■ SHORT EXERCISE: Print the complete set of entries exactly.

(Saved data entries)
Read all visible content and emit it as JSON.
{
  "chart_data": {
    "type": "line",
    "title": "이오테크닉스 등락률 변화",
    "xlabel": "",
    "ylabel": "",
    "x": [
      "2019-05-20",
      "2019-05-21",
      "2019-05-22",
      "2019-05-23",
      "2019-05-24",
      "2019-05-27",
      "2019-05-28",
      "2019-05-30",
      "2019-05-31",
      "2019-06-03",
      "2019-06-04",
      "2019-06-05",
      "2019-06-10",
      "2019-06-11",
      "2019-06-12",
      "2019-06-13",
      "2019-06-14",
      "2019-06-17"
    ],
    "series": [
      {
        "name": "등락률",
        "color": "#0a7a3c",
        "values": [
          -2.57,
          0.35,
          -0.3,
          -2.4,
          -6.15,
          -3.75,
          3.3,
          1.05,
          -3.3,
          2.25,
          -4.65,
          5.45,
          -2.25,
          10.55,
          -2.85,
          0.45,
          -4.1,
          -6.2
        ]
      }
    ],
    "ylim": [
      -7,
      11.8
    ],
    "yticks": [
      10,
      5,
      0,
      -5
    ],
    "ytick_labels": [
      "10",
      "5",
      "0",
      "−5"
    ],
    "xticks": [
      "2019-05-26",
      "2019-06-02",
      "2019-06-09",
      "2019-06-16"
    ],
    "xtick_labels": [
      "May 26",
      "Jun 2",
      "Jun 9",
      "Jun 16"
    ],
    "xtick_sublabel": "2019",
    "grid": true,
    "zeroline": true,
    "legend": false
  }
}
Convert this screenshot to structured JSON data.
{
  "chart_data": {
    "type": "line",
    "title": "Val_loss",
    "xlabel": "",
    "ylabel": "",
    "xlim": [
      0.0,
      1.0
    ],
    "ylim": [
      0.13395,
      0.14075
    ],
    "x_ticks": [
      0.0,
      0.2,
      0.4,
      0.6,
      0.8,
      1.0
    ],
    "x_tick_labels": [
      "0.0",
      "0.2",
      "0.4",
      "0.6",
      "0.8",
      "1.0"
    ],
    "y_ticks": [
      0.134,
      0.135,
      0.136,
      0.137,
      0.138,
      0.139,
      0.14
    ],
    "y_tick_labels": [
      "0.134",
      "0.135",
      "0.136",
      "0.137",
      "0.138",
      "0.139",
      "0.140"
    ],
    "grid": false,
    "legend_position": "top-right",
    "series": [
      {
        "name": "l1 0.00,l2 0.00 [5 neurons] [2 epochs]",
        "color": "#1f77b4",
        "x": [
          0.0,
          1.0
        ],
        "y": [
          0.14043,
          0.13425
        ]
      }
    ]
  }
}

■ OUTPUT FOR THIS TASK:
Read all visible content and emit it as JSON.
{
  "chart_data": {
    "type": "line",
    "title": "이오테크닉스 등락률 변화",
    "xlabel": "",
    "ylabel": "",
    "x": [
      "2019-05-20",
      "2019-05-21",
      "2019-05-22",
      "2019-05-23",
      "2019-05-24",
      "2019-05-27",
      "2019-05-28",
      "2019-05-30",
      "2019-05-31",
      "2019-06-03",
      "2019-06-04",
      "2019-06-05",
      "2019-06-10",
      "2019-06-11",
      "2019-06-12",
      "2019-06-13",
      "2019-06-14",
      "2019-06-17"
    ],
    "series": [
      {
        "name": "등락률",
        "color": "#0a7a3c",
        "values": [
          -2.57,
          0.35,
          -0.3,
          -2.4,
          -6.15,
          -3.75,
          3.3,
          1.05,
          -3.3,
          2.25,
          -4.65,
          5.45,
          -2.25,
          10.55,
          -2.85,
          0.45,
          -4.1,
          -6.2
        ]
      }
    ],
    "ylim": [
      -7,
      11.8
    ],
    "yticks": [
      10,
      5,
      0,
      -5
    ],
    "ytick_labels": [
      "10",
      "5",
      "0",
      "−5"
    ],
    "xticks": [
      "2019-05-26",
      "2019-06-02",
      "2019-06-09",
      "2019-06-16"
    ],
    "xtick_labels": [
      "May 26",
      "Jun 2",
      "Jun 9",
      "Jun 16"
    ],
    "xtick_sublabel": "2019",
    "grid": true,
    "zeroline": true,
    "legend": false
  }
}
Convert this screenshot to structured JSON data.
{
  "chart_data": {
    "type": "line",
    "title": "Val_loss",
    "xlabel": "",
    "ylabel": "",
    "xlim": [
      0.0,
      1.0
    ],
    "ylim": [
      0.13395,
      0.14075
    ],
    "x_ticks": [
      0.0,
      0.2,
      0.4,
      0.6,
      0.8,
      1.0
    ],
    "x_tick_labels": [
      "0.0",
      "0.2",
      "0.4",
      "0.6",
      "0.8",
      "1.0"
    ],
    "y_ticks": [
      0.134,
      0.135,
      0.136,
      0.137,
      0.138,
      0.139,
      0.14
    ],
    "y_tick_labels": [
      "0.134",
      "0.135",
      "0.136",
      "0.137",
      "0.138",
      "0.139",
      "0.140"
    ],
    "grid": false,
    "legend_position": "top-right",
    "series": [
      {
        "name": "l1 0.00,l2 0.00 [5 neurons] [2 epochs]",
        "color": "#1f77b4",
        "x": [
          0.0,
          1.0
        ],
        "y": [
          0.14043,
          0.13425
        ]
      }
    ]
  }
}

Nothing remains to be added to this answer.